## Begin

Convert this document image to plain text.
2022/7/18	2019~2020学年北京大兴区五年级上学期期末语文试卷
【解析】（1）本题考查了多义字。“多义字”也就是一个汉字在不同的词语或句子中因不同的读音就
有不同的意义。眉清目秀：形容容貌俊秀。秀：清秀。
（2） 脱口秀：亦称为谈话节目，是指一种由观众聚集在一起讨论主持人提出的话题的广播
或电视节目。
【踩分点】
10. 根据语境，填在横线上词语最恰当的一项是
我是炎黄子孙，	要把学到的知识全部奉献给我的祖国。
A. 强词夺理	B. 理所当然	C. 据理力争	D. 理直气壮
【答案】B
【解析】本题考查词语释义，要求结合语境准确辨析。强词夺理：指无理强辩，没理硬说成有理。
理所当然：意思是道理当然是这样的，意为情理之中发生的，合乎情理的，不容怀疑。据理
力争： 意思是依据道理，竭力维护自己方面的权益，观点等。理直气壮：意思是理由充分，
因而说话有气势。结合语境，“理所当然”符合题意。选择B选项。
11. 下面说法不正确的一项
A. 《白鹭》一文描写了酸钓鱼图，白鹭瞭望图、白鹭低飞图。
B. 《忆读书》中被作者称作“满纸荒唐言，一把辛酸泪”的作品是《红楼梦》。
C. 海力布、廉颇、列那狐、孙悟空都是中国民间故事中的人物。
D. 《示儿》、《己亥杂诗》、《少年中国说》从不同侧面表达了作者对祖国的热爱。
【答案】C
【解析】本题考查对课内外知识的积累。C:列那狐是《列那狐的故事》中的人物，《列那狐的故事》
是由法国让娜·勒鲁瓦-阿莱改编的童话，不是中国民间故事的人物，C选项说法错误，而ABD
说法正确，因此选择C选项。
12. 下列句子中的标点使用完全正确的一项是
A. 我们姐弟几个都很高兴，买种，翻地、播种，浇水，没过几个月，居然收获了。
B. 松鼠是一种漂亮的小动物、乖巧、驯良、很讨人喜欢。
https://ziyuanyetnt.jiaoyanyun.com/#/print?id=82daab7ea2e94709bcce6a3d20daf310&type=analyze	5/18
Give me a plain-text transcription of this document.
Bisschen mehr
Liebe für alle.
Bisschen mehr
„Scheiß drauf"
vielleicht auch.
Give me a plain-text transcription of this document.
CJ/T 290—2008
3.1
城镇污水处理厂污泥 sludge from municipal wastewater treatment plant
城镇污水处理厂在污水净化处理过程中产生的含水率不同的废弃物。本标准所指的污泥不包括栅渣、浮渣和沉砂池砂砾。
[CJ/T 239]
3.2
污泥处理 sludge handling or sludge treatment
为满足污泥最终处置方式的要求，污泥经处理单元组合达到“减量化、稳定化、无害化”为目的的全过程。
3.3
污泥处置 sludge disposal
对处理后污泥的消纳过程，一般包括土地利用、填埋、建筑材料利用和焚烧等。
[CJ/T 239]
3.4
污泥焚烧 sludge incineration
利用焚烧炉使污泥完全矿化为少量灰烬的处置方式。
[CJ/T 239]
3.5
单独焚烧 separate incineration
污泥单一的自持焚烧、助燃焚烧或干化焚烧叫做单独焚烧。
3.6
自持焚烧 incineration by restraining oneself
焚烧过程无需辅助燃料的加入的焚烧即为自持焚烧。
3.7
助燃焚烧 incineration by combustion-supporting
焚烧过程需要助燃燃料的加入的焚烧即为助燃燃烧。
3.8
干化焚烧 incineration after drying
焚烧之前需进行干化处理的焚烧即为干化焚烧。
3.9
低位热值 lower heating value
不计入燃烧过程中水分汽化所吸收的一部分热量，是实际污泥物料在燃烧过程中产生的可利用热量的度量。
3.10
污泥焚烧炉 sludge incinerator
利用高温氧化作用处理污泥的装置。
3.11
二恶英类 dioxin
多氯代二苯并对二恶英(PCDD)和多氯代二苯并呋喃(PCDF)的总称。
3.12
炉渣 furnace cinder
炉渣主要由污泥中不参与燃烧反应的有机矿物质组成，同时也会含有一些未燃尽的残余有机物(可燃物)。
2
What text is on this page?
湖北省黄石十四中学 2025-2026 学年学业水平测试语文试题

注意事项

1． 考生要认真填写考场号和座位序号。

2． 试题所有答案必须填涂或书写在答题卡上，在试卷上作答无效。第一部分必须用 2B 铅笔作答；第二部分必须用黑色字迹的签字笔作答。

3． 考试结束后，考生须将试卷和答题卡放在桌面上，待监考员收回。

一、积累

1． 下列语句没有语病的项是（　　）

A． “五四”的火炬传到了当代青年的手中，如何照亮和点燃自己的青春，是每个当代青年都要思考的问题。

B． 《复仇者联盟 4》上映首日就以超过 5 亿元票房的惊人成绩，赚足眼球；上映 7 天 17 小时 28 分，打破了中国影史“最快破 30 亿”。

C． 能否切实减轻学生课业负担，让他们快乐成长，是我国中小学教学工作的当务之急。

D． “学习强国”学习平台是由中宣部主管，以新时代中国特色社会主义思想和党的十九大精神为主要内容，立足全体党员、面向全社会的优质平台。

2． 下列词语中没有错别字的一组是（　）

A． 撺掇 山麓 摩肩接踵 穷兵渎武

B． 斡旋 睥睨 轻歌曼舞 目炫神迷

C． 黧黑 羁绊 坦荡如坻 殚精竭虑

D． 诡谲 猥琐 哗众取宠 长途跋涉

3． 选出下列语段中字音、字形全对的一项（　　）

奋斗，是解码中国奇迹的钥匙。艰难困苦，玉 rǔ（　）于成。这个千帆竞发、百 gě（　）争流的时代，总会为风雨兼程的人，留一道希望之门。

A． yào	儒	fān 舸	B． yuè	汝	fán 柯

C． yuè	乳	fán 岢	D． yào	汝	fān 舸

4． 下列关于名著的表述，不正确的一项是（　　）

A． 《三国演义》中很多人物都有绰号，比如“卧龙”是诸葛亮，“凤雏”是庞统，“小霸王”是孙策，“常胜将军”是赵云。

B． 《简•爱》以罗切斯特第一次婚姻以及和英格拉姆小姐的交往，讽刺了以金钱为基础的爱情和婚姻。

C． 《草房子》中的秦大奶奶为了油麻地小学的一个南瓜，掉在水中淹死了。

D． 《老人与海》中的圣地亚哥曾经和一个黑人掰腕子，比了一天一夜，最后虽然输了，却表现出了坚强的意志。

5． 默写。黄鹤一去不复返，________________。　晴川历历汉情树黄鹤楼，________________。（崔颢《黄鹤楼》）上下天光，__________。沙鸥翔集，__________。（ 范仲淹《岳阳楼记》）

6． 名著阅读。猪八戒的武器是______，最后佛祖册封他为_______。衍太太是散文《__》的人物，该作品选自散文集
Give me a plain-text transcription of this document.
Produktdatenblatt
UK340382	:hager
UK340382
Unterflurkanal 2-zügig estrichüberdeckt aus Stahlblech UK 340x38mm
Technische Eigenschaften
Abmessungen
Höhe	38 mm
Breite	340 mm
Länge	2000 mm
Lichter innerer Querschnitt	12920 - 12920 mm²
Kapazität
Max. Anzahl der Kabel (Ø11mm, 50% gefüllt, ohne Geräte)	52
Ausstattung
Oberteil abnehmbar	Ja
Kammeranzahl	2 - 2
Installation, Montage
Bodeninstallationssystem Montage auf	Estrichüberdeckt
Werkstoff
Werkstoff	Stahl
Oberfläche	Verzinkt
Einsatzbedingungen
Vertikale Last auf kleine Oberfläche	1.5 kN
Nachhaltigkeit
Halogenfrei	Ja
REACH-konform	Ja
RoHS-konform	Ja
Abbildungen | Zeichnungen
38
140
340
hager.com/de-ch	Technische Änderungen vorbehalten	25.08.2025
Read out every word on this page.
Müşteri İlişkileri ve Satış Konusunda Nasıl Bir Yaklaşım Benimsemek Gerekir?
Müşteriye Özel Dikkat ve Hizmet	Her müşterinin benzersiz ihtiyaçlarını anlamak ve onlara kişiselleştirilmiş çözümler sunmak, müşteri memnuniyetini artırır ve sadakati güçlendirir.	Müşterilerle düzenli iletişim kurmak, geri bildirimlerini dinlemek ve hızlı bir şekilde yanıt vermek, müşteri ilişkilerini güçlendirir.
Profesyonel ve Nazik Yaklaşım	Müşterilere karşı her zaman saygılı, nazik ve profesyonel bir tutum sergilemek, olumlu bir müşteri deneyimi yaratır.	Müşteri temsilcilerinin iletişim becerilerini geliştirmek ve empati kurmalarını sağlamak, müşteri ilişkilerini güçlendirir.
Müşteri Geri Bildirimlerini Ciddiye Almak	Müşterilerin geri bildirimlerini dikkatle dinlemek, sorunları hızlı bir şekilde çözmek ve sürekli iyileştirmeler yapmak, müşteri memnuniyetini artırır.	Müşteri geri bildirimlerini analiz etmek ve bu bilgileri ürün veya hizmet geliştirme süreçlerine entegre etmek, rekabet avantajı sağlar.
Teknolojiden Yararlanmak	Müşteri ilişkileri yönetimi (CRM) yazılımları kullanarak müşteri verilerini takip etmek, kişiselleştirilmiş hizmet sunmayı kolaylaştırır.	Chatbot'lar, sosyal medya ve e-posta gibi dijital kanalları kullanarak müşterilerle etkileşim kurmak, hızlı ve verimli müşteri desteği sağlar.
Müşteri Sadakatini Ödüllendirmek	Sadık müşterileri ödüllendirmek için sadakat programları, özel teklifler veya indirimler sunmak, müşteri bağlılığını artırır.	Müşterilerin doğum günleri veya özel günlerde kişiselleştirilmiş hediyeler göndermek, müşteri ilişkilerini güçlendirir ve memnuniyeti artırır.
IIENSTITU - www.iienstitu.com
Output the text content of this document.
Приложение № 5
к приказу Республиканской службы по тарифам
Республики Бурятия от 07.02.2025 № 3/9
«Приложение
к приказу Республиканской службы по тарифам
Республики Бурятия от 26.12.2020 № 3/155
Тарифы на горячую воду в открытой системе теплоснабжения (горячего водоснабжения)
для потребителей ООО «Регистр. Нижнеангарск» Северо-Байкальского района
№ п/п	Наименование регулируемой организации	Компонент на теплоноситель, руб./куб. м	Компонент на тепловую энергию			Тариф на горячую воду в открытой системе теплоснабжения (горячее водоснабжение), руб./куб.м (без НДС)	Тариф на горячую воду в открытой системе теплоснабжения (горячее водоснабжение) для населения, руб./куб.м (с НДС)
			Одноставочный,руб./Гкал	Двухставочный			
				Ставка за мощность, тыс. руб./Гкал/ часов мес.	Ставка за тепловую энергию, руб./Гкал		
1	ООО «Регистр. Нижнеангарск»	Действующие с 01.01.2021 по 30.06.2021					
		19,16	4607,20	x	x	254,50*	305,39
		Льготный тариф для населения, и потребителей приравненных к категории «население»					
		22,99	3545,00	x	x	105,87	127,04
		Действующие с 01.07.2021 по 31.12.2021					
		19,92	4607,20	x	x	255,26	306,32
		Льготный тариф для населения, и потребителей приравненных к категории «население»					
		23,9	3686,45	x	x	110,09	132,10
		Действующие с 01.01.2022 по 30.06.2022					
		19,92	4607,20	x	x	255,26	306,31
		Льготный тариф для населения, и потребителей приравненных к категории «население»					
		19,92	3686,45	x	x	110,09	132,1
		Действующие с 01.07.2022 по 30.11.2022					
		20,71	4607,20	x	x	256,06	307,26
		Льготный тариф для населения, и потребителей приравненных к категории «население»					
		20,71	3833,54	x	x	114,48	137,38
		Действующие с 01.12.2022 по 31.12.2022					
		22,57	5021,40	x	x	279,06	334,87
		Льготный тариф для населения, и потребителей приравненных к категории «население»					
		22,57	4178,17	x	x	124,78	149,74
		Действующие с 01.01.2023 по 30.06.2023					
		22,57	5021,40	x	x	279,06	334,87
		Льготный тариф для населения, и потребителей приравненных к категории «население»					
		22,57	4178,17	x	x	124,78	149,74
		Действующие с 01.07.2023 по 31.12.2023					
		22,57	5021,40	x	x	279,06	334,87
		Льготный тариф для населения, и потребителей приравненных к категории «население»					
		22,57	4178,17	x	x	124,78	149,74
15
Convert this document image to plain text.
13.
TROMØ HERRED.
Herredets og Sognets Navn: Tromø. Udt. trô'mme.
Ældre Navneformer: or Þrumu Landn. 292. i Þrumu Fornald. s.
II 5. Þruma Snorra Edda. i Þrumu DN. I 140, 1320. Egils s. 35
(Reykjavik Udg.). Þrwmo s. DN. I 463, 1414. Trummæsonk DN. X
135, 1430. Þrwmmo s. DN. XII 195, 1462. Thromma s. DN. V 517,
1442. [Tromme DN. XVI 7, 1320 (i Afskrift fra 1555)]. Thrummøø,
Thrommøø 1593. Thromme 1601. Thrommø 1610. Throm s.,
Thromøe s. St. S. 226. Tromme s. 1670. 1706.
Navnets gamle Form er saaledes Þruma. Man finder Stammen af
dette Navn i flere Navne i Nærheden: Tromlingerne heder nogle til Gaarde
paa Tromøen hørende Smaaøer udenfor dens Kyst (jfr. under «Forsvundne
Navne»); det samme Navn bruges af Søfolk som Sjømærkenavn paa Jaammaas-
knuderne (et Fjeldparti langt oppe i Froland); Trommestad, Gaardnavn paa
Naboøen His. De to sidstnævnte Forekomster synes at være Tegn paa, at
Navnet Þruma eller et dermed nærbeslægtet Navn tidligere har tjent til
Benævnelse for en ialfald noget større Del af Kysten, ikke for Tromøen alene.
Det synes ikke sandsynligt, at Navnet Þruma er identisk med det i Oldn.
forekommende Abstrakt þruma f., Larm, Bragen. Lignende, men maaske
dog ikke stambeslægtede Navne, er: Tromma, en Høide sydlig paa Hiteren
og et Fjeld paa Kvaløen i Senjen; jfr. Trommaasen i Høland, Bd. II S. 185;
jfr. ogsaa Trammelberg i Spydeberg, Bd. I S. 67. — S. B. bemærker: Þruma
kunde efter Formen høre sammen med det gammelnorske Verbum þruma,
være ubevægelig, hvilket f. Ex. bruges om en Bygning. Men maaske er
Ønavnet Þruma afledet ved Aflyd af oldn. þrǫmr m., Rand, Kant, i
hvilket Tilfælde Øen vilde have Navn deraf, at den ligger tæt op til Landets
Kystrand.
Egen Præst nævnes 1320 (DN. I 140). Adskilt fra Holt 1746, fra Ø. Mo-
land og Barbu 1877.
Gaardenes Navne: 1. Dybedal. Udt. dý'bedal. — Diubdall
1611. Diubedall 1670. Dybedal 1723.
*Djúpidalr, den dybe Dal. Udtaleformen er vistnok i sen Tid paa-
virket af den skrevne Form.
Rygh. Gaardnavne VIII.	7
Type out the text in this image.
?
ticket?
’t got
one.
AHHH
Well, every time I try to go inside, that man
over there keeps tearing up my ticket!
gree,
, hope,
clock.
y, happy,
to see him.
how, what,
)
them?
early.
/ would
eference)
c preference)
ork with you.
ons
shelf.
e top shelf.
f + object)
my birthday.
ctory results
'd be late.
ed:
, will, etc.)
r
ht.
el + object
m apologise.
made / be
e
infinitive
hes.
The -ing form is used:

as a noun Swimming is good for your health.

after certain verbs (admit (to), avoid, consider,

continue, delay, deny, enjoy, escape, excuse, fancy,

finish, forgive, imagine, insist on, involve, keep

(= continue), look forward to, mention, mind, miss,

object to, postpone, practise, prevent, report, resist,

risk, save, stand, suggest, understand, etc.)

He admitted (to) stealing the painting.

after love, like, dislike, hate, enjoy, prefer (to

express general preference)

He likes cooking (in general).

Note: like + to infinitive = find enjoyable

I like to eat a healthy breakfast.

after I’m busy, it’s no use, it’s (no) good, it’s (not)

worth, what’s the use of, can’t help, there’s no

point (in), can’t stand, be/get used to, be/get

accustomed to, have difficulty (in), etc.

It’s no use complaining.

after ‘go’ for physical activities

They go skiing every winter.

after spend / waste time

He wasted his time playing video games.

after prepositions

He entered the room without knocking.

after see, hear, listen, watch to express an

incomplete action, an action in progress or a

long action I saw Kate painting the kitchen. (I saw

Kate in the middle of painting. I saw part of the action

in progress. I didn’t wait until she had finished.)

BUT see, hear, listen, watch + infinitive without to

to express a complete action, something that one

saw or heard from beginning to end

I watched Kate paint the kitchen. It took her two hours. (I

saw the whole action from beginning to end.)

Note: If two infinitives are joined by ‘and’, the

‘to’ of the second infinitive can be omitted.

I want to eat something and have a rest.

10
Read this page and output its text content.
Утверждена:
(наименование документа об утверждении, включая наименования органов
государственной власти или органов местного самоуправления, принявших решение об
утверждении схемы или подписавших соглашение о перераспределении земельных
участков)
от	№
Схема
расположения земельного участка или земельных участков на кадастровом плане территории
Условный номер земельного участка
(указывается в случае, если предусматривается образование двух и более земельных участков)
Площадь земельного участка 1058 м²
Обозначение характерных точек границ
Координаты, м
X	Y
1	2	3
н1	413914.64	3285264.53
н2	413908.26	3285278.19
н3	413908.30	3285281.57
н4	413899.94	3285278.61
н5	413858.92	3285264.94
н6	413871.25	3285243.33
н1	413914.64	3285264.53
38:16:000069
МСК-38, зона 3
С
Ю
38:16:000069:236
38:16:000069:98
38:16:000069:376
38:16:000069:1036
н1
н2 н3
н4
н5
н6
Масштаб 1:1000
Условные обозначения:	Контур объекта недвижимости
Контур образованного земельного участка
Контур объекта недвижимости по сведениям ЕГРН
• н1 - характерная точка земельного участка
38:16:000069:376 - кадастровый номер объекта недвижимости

## End

Written exercise: Scan the entries above. Copy each line that has the string "участка".

Exercise output:
расположения земельного участка или земельных участков на кадастровом плане территории
Условный номер земельного участка
Площадь земельного участка 1058 м²
Контур образованного земельного участка
• н1 - характерная точка земельного участка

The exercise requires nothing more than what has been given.